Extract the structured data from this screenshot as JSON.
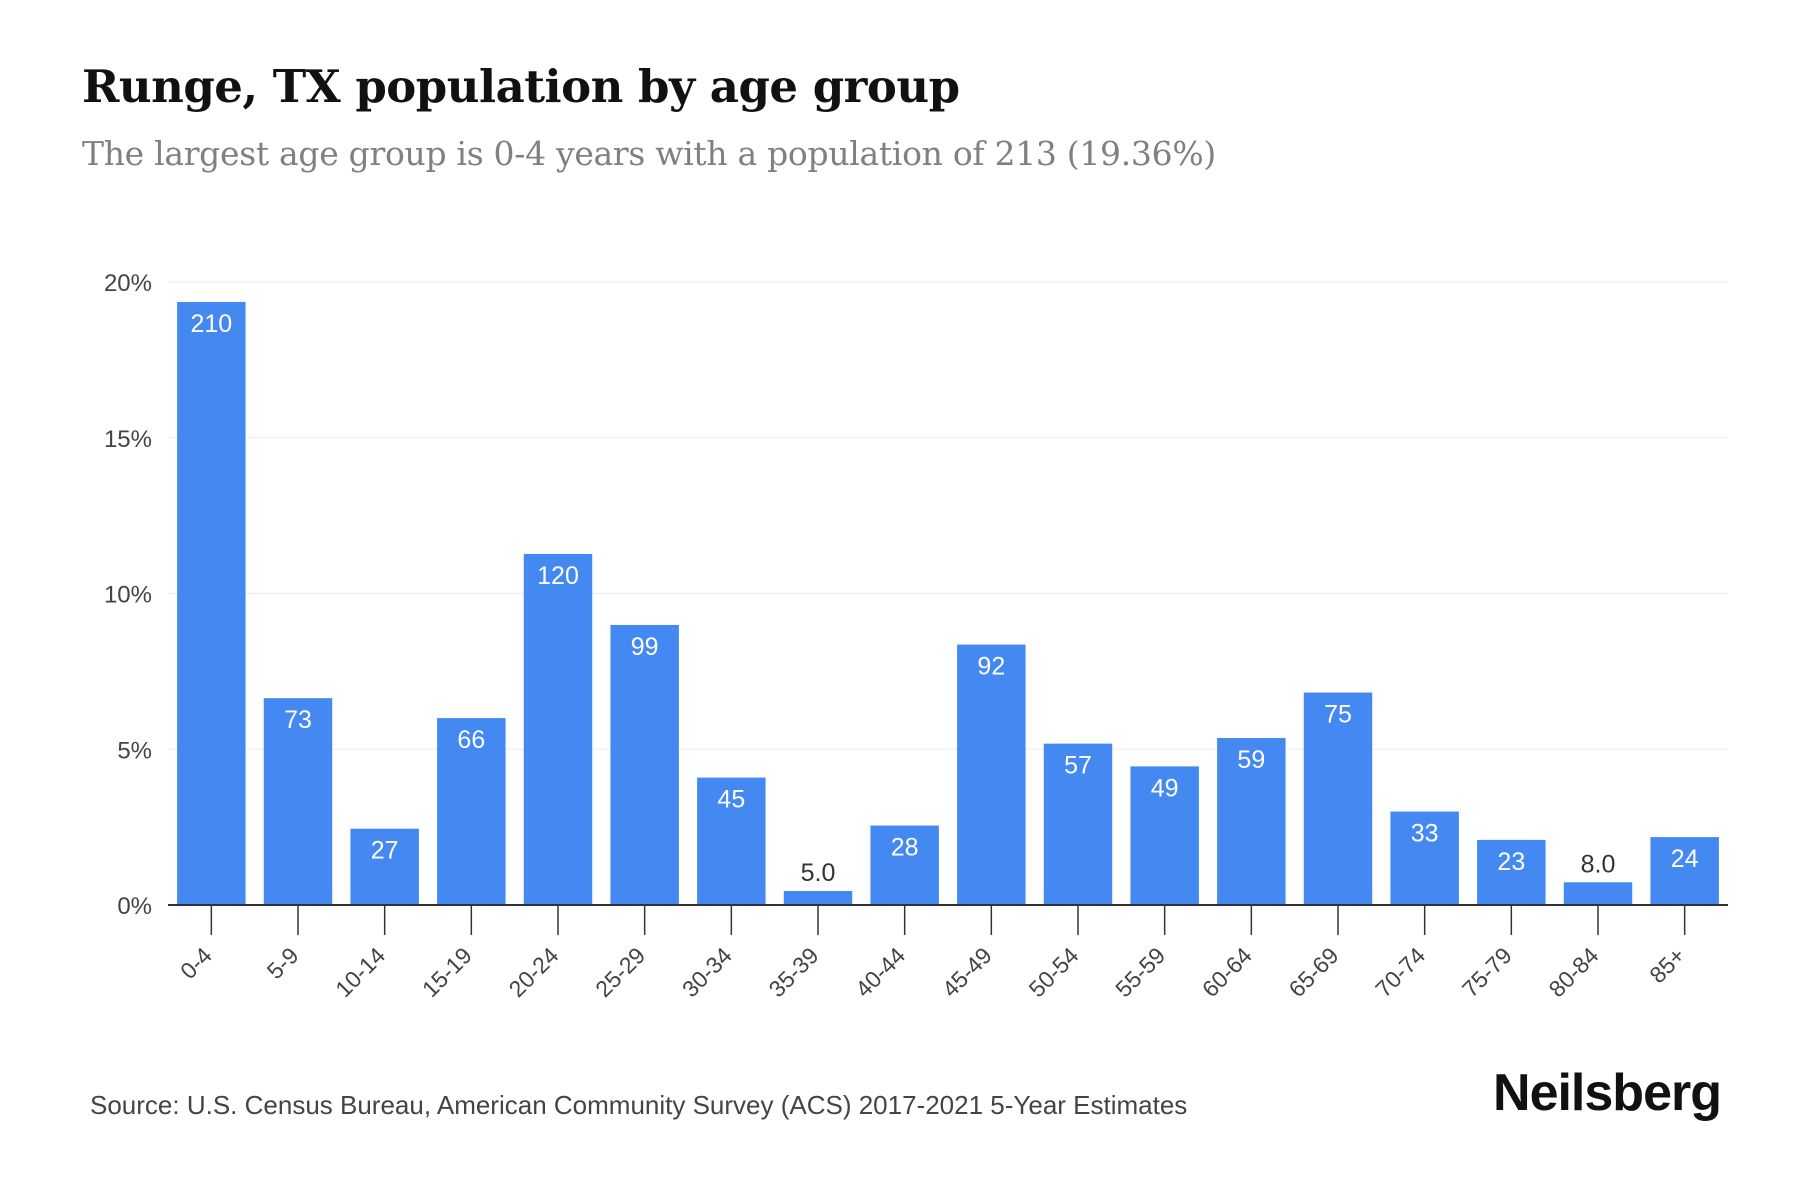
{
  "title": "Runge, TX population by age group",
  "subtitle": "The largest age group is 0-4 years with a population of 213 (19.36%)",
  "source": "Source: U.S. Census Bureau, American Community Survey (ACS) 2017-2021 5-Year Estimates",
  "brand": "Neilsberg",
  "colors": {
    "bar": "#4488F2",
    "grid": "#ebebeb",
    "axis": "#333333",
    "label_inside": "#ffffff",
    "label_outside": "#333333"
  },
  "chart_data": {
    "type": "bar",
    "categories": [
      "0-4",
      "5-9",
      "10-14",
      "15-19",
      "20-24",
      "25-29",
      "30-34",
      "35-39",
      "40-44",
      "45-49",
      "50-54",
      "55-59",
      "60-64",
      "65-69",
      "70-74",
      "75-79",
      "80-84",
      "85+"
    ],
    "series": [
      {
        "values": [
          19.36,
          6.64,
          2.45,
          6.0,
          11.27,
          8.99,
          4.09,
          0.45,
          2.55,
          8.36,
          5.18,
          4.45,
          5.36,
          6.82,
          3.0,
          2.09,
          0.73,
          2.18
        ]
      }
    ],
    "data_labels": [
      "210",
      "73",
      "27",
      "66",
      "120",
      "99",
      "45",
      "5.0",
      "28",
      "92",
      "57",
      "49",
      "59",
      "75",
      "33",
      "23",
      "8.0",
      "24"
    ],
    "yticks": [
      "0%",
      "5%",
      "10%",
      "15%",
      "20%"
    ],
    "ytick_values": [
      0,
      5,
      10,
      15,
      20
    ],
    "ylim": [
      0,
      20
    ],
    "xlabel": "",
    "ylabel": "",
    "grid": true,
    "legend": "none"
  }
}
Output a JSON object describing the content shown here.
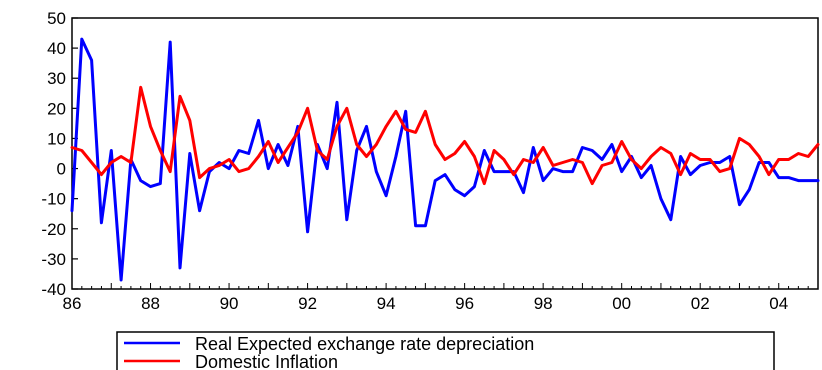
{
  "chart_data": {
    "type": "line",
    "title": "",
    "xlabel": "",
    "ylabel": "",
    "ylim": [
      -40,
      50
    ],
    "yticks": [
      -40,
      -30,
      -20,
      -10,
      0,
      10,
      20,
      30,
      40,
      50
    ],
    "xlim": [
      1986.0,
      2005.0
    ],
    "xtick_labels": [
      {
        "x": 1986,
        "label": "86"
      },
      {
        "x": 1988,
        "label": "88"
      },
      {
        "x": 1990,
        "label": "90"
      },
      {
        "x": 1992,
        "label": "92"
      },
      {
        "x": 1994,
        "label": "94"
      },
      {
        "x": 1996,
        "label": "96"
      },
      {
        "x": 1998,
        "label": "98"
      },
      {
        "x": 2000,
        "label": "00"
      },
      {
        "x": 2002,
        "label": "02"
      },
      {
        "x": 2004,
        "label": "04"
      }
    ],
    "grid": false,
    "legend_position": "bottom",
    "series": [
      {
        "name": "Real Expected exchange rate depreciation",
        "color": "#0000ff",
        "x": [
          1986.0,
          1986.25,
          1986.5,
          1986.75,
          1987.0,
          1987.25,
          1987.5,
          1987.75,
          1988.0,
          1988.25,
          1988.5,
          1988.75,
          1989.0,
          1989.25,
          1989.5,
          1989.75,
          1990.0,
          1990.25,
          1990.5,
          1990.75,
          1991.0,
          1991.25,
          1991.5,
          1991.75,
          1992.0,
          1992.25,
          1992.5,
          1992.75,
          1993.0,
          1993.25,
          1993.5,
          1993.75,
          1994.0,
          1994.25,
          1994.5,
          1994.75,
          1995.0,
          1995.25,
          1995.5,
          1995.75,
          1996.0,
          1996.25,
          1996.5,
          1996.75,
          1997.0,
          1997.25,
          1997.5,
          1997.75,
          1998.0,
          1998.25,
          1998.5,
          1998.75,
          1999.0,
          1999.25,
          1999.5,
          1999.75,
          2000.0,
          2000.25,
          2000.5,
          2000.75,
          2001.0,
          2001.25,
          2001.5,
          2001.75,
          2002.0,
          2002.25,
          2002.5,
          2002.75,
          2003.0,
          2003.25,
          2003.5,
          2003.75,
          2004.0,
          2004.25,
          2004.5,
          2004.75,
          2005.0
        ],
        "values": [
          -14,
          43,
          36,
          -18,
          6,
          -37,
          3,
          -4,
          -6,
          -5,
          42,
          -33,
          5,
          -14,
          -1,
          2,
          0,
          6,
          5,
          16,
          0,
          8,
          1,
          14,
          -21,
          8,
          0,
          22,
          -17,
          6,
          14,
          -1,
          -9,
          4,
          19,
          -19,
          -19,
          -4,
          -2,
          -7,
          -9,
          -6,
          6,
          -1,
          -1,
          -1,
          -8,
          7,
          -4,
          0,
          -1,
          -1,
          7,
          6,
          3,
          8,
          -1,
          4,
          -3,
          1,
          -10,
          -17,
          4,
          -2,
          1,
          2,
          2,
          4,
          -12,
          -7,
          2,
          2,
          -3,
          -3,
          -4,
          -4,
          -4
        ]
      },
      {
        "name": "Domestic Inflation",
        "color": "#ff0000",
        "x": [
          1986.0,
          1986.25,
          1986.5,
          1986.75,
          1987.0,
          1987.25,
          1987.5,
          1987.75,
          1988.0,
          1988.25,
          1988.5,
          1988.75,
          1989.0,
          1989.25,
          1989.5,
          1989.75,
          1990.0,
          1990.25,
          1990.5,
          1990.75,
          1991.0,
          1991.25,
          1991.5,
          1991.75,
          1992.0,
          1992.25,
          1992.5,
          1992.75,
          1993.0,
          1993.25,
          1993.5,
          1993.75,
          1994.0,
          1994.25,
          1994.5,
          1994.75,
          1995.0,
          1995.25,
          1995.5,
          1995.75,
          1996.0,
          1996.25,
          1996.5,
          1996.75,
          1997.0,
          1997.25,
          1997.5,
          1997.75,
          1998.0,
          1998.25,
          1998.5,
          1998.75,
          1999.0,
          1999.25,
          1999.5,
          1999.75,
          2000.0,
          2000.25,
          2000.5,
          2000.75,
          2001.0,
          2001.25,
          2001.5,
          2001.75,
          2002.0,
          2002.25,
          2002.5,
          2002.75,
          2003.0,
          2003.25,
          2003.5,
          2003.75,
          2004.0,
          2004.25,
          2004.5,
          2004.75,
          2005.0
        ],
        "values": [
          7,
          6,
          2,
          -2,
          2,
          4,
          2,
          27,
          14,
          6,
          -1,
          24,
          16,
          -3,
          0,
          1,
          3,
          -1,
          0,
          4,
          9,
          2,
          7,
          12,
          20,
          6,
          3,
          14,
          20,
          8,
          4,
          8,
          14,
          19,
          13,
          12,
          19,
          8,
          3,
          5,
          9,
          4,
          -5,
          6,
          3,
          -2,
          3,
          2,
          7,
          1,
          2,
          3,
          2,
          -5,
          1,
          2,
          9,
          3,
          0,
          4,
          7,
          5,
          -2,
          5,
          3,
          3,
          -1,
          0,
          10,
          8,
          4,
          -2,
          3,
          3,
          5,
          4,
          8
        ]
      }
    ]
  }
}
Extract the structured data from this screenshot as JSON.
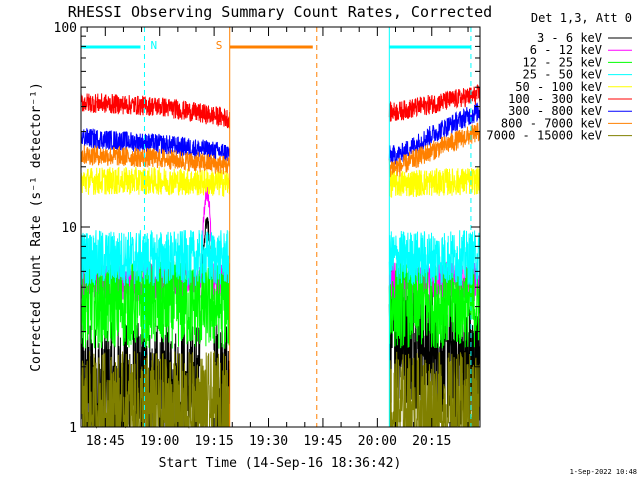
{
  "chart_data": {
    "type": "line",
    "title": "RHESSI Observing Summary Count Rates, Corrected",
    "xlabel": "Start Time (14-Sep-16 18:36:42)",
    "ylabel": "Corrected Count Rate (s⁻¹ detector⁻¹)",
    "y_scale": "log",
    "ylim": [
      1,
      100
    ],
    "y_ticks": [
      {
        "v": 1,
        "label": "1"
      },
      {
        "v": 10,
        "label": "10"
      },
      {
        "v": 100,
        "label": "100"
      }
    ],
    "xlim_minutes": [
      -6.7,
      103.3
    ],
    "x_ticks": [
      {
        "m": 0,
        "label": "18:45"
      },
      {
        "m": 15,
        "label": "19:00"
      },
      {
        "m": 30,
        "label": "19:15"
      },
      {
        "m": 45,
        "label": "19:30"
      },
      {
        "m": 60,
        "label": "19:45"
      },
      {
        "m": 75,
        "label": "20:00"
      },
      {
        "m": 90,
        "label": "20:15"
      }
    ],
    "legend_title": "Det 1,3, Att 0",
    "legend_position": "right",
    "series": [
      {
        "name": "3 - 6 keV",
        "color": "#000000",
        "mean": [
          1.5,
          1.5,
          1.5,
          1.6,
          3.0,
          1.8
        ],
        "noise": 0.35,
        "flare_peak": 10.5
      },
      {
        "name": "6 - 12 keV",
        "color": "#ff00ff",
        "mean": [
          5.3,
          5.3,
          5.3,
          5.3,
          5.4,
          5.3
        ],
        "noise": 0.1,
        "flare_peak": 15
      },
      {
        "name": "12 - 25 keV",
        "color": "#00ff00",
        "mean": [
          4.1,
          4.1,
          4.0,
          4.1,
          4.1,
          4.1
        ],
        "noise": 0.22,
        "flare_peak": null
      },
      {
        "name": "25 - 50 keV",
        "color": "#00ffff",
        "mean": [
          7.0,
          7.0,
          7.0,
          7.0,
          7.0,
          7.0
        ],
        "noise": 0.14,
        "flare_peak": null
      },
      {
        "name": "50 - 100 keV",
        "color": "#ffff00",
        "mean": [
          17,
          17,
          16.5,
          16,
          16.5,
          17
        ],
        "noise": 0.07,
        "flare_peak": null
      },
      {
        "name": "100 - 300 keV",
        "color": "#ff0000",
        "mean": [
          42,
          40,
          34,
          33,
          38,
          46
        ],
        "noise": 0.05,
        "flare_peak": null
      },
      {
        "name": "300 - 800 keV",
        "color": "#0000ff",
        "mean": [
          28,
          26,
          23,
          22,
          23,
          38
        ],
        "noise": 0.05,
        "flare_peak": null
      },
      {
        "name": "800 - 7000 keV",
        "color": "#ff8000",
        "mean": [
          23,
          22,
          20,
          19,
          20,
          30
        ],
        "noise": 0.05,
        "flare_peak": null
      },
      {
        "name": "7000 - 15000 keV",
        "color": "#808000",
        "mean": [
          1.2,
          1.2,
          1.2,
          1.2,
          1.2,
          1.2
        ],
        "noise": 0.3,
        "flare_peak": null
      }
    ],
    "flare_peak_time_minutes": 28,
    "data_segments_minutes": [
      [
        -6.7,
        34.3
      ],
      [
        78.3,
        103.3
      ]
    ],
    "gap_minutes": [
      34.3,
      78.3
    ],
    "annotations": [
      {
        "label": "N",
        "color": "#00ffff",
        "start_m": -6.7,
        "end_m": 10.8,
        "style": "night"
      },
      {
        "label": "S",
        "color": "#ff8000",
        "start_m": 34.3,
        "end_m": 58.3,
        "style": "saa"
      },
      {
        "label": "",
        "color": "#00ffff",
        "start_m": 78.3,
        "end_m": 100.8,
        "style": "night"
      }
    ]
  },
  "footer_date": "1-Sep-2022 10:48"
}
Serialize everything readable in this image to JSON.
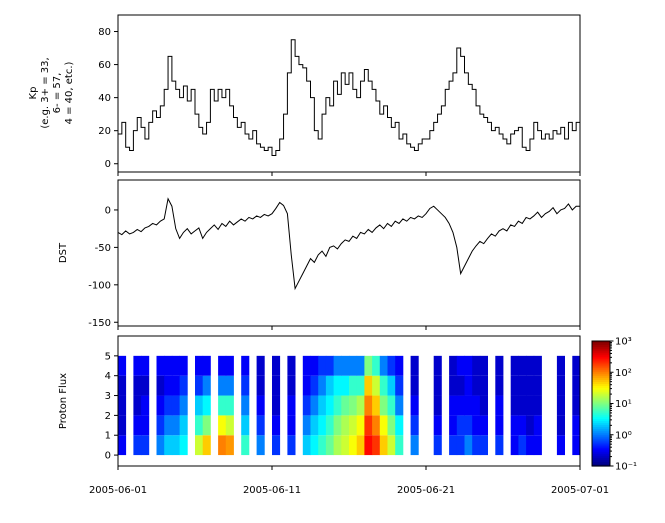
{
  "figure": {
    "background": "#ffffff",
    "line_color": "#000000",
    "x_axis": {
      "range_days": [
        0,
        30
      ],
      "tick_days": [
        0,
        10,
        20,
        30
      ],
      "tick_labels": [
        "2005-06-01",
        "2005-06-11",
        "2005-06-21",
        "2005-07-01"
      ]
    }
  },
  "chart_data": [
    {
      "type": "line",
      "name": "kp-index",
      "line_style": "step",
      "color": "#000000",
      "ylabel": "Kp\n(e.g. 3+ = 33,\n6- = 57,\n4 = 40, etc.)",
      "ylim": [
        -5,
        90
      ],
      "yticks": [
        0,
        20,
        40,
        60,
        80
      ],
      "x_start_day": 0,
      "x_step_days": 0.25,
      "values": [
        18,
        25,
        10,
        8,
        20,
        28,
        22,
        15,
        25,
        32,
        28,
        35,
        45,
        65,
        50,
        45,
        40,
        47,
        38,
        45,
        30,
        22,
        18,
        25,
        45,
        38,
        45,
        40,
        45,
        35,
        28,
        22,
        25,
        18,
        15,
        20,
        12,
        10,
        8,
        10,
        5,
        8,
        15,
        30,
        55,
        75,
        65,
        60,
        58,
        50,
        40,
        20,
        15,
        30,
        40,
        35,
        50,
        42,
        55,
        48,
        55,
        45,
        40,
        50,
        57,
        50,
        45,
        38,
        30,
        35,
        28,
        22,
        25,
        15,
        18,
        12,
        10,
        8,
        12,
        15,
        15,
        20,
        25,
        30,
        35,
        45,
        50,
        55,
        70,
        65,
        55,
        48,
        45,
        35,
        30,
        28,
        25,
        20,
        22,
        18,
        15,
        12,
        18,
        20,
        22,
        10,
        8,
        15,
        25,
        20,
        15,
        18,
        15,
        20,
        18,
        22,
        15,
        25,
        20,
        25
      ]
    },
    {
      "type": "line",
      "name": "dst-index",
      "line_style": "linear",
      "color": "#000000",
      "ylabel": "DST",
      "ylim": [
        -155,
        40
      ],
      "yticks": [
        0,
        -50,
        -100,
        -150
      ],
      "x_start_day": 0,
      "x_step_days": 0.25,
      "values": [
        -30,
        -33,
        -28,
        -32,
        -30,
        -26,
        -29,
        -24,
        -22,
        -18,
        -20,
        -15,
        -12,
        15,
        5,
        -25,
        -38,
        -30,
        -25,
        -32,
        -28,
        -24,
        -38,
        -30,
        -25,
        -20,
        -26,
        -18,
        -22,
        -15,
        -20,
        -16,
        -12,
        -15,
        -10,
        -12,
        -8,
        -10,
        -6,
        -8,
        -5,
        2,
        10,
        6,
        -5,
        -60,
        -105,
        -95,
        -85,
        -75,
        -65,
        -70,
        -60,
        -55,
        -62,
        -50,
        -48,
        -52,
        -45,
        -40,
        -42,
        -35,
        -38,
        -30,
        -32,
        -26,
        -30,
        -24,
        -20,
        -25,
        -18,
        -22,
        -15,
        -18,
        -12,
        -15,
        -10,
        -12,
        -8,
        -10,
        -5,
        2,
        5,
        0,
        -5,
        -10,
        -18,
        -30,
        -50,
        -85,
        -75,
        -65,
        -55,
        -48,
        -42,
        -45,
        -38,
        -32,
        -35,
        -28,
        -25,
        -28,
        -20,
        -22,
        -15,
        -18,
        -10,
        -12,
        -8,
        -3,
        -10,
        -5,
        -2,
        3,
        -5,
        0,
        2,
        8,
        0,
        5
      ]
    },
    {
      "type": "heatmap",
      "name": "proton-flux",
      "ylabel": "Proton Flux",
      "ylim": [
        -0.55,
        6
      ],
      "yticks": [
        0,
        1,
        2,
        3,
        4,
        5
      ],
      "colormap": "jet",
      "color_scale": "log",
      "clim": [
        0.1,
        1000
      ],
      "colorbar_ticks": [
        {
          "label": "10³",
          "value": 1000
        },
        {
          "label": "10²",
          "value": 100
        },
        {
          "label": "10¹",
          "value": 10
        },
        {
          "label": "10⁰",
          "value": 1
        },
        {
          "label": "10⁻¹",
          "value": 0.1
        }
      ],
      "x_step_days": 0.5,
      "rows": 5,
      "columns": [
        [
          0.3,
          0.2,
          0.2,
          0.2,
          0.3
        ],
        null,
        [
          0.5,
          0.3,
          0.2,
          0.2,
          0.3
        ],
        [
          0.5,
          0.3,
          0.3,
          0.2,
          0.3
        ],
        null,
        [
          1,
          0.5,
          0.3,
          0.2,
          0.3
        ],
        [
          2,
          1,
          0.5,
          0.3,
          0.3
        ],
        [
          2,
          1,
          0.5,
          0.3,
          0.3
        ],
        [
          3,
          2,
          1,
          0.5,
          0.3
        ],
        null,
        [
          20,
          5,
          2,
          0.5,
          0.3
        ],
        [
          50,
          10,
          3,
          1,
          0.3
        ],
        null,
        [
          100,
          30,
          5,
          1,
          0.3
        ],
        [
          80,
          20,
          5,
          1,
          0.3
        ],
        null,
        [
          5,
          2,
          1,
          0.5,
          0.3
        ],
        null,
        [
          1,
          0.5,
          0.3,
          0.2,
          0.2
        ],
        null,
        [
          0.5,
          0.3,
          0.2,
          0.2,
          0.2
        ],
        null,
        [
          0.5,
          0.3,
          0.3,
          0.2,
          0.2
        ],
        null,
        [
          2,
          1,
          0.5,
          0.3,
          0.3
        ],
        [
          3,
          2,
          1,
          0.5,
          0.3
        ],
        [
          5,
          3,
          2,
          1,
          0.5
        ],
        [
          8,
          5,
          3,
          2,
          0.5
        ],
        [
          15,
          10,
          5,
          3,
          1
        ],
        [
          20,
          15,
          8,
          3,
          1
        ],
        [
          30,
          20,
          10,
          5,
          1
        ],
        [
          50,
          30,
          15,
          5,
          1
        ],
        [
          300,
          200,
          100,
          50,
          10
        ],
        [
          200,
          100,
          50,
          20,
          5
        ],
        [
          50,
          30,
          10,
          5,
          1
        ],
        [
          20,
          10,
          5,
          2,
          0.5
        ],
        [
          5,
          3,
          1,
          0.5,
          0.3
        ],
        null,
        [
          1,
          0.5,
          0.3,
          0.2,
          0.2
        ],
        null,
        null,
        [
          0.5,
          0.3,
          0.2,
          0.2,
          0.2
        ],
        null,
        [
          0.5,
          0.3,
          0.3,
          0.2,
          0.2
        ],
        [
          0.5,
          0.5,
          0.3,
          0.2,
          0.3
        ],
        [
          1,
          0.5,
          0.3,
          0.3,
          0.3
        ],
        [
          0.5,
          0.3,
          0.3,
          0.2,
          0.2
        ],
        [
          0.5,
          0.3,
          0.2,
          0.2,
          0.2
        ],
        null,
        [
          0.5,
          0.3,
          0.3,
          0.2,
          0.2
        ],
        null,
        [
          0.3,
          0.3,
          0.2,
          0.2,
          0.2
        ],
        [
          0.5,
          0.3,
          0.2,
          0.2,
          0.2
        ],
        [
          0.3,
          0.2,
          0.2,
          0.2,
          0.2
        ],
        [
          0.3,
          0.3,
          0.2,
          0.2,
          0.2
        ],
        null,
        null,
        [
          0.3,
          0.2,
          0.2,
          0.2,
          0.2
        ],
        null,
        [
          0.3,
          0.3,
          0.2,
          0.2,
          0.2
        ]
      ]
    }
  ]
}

EXERCISE DIRECTIONS. From the entries above, pull out each line that includes "Corrected".

EXERCISE RESULT.
    "title": "RHESSI Observing Summary Count Rates, Corrected",
    "ylabel": "Corrected Count Rate (s⁻¹ detector⁻¹)",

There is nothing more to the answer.